## WHAT TO DO:
Go through the records and give each one again exactly.

## WORKING DATA:
§

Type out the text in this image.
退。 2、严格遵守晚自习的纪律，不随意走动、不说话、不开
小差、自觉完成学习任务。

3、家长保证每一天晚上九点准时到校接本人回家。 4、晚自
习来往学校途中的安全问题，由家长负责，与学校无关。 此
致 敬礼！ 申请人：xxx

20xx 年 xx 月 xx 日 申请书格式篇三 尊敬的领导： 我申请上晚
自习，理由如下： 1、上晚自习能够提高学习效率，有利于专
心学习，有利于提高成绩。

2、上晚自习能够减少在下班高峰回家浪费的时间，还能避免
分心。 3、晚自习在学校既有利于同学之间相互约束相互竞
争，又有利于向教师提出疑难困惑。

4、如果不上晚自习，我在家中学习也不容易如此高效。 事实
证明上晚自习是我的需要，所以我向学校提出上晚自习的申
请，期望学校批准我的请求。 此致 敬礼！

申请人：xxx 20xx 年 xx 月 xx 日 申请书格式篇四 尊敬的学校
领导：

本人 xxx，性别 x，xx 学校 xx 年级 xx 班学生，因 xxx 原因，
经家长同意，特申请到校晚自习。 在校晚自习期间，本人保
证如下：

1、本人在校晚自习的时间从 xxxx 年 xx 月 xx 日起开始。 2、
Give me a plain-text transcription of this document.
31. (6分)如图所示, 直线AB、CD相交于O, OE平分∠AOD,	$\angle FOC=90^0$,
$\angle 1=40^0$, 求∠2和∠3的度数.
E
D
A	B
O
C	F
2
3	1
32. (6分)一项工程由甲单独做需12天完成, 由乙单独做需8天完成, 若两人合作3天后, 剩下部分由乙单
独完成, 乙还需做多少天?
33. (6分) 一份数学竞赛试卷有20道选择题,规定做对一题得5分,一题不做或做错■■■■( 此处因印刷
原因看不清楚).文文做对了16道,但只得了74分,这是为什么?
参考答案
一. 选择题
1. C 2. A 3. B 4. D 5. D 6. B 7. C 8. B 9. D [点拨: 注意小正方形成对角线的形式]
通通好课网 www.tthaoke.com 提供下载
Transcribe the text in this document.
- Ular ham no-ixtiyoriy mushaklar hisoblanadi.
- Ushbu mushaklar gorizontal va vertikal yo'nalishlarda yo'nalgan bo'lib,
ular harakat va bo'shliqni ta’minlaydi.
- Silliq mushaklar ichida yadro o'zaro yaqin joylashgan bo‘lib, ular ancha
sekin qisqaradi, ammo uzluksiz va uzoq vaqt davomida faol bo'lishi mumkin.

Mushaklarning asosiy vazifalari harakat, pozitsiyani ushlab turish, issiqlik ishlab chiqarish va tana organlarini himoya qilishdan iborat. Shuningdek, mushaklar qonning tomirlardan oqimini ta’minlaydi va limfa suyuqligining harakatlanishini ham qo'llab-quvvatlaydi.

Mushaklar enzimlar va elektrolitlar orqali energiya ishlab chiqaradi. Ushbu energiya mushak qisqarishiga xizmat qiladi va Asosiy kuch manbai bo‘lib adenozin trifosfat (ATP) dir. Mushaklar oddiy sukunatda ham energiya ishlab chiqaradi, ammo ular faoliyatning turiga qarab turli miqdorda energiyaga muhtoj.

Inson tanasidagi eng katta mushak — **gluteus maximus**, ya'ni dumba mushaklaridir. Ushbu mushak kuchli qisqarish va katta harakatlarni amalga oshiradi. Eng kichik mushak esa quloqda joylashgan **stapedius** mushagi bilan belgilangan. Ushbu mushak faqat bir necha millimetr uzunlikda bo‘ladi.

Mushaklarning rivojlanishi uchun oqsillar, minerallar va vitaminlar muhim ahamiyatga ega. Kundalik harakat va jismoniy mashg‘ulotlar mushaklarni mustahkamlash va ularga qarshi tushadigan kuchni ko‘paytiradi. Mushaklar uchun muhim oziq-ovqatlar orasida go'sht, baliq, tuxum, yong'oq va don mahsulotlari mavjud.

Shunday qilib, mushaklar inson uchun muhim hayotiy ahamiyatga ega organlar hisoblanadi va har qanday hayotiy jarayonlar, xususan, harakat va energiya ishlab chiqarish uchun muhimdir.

§

## ANSWER FOR THE TASK:
Type out the text in this image.
退。 2、严格遵守晚自习的纪律，不随意走动、不说话、不开
小差、自觉完成学习任务。

3、家长保证每一天晚上九点准时到校接本人回家。 4、晚自
习来往学校途中的安全问题，由家长负责，与学校无关。 此
致 敬礼！ 申请人：xxx

20xx 年 xx 月 xx 日 申请书格式篇三 尊敬的领导： 我申请上晚
自习，理由如下： 1、上晚自习能够提高学习效率，有利于专
心学习，有利于提高成绩。

2、上晚自习能够减少在下班高峰回家浪费的时间，还能避免
分心。 3、晚自习在学校既有利于同学之间相互约束相互竞
争，又有利于向教师提出疑难困惑。

4、如果不上晚自习，我在家中学习也不容易如此高效。 事实
证明上晚自习是我的需要，所以我向学校提出上晚自习的申
请，期望学校批准我的请求。 此致 敬礼！

申请人：xxx 20xx 年 xx 月 xx 日 申请书格式篇四 尊敬的学校
领导：

本人 xxx，性别 x，xx 学校 xx 年级 xx 班学生，因 xxx 原因，
经家长同意，特申请到校晚自习。 在校晚自习期间，本人保
证如下：

1、本人在校晚自习的时间从 xxxx 年 xx 月 xx 日起开始。 2、
Give me a plain-text transcription of this document.
31. (6分)如图所示, 直线AB、CD相交于O, OE平分∠AOD,	$\angle FOC=90^0$,
$\angle 1=40^0$, 求∠2和∠3的度数.
E
D
A	B
O
C	F
2
3	1
32. (6分)一项工程由甲单独做需12天完成, 由乙单独做需8天完成, 若两人合作3天后, 剩下部分由乙单
独完成, 乙还需做多少天?
33. (6分) 一份数学竞赛试卷有20道选择题,规定做对一题得5分,一题不做或做错■■■■( 此处因印刷
原因看不清楚).文文做对了16道,但只得了74分,这是为什么?
参考答案
一. 选择题
1. C 2. A 3. B 4. D 5. D 6. B 7. C 8. B 9. D [点拨: 注意小正方形成对角线的形式]
通通好课网 www.tthaoke.com 提供下载
Transcribe the text in this document.
- Ular ham no-ixtiyoriy mushaklar hisoblanadi.
- Ushbu mushaklar gorizontal va vertikal yo'nalishlarda yo'nalgan bo'lib,
ular harakat va bo'shliqni ta’minlaydi.
- Silliq mushaklar ichida yadro o'zaro yaqin joylashgan bo‘lib, ular ancha
sekin qisqaradi, ammo uzluksiz va uzoq vaqt davomida faol bo'lishi mumkin.

Mushaklarning asosiy vazifalari harakat, pozitsiyani ushlab turish, issiqlik ishlab chiqarish va tana organlarini himoya qilishdan iborat. Shuningdek, mushaklar qonning tomirlardan oqimini ta’minlaydi va limfa suyuqligining harakatlanishini ham qo'llab-quvvatlaydi.

Mushaklar enzimlar va elektrolitlar orqali energiya ishlab chiqaradi. Ushbu energiya mushak qisqarishiga xizmat qiladi va Asosiy kuch manbai bo‘lib adenozin trifosfat (ATP) dir. Mushaklar oddiy sukunatda ham energiya ishlab chiqaradi, ammo ular faoliyatning turiga qarab turli miqdorda energiyaga muhtoj.

Inson tanasidagi eng katta mushak — **gluteus maximus**, ya'ni dumba mushaklaridir. Ushbu mushak kuchli qisqarish va katta harakatlarni amalga oshiradi. Eng kichik mushak esa quloqda joylashgan **stapedius** mushagi bilan belgilangan. Ushbu mushak faqat bir necha millimetr uzunlikda bo‘ladi.

Mushaklarning rivojlanishi uchun oqsillar, minerallar va vitaminlar muhim ahamiyatga ega. Kundalik harakat va jismoniy mashg‘ulotlar mushaklarni mustahkamlash va ularga qarshi tushadigan kuchni ko‘paytiradi. Mushaklar uchun muhim oziq-ovqatlar orasida go'sht, baliq, tuxum, yong'oq va don mahsulotlari mavjud.

Shunday qilib, mushaklar inson uchun muhim hayotiy ahamiyatga ega organlar hisoblanadi va har qanday hayotiy jarayonlar, xususan, harakat va energiya ishlab chiqarish uchun muhimdir.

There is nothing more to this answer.